= What the exercise asks =
Transcribe every line, keeping it exact.

(Dataset entries)
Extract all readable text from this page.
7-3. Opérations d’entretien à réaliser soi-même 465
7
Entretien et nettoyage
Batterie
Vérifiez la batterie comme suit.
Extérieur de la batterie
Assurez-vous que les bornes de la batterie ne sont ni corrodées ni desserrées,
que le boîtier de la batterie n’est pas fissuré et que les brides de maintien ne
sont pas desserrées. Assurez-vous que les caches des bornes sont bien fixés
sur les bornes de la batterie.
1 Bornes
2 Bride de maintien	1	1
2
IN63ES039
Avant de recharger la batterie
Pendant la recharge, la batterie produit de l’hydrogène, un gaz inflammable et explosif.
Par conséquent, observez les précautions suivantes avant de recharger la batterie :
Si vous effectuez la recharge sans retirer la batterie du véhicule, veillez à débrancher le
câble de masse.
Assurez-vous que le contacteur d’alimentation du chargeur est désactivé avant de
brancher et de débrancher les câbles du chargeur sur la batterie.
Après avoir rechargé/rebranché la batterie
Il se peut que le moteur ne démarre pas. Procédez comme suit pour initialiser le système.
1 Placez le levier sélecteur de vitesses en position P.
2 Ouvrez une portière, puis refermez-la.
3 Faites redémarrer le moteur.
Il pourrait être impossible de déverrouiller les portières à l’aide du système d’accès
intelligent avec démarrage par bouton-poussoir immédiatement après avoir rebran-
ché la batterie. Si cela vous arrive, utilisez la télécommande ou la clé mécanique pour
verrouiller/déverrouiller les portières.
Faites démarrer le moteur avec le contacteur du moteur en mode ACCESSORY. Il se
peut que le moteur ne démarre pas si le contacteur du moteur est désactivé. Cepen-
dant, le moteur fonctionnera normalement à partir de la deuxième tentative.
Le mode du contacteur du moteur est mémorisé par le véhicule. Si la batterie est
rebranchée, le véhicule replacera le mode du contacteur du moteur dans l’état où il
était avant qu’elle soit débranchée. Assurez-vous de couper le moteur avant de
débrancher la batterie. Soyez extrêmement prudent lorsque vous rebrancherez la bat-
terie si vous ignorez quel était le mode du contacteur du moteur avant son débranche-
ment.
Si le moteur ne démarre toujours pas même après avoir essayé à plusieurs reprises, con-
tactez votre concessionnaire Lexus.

= Answer to this exercise =
Extract all readable text from this page.
7-3. Opérations d’entretien à réaliser soi-même 465
7
Entretien et nettoyage
Batterie
Vérifiez la batterie comme suit.
Extérieur de la batterie
Assurez-vous que les bornes de la batterie ne sont ni corrodées ni desserrées,
que le boîtier de la batterie n’est pas fissuré et que les brides de maintien ne
sont pas desserrées. Assurez-vous que les caches des bornes sont bien fixés
sur les bornes de la batterie.
1 Bornes
2 Bride de maintien	1	1
2
IN63ES039
Avant de recharger la batterie
Pendant la recharge, la batterie produit de l’hydrogène, un gaz inflammable et explosif.
Par conséquent, observez les précautions suivantes avant de recharger la batterie :
Si vous effectuez la recharge sans retirer la batterie du véhicule, veillez à débrancher le
câble de masse.
Assurez-vous que le contacteur d’alimentation du chargeur est désactivé avant de
brancher et de débrancher les câbles du chargeur sur la batterie.
Après avoir rechargé/rebranché la batterie
Il se peut que le moteur ne démarre pas. Procédez comme suit pour initialiser le système.
1 Placez le levier sélecteur de vitesses en position P.
2 Ouvrez une portière, puis refermez-la.
3 Faites redémarrer le moteur.
Il pourrait être impossible de déverrouiller les portières à l’aide du système d’accès
intelligent avec démarrage par bouton-poussoir immédiatement après avoir rebran-
ché la batterie. Si cela vous arrive, utilisez la télécommande ou la clé mécanique pour
verrouiller/déverrouiller les portières.
Faites démarrer le moteur avec le contacteur du moteur en mode ACCESSORY. Il se
peut que le moteur ne démarre pas si le contacteur du moteur est désactivé. Cepen-
dant, le moteur fonctionnera normalement à partir de la deuxième tentative.
Le mode du contacteur du moteur est mémorisé par le véhicule. Si la batterie est
rebranchée, le véhicule replacera le mode du contacteur du moteur dans l’état où il
était avant qu’elle soit débranchée. Assurez-vous de couper le moteur avant de
débrancher la batterie. Soyez extrêmement prudent lorsque vous rebrancherez la bat-
terie si vous ignorez quel était le mode du contacteur du moteur avant son débranche-
ment.
Si le moteur ne démarre toujours pas même après avoir essayé à plusieurs reprises, con-
tactez votre concessionnaire Lexus.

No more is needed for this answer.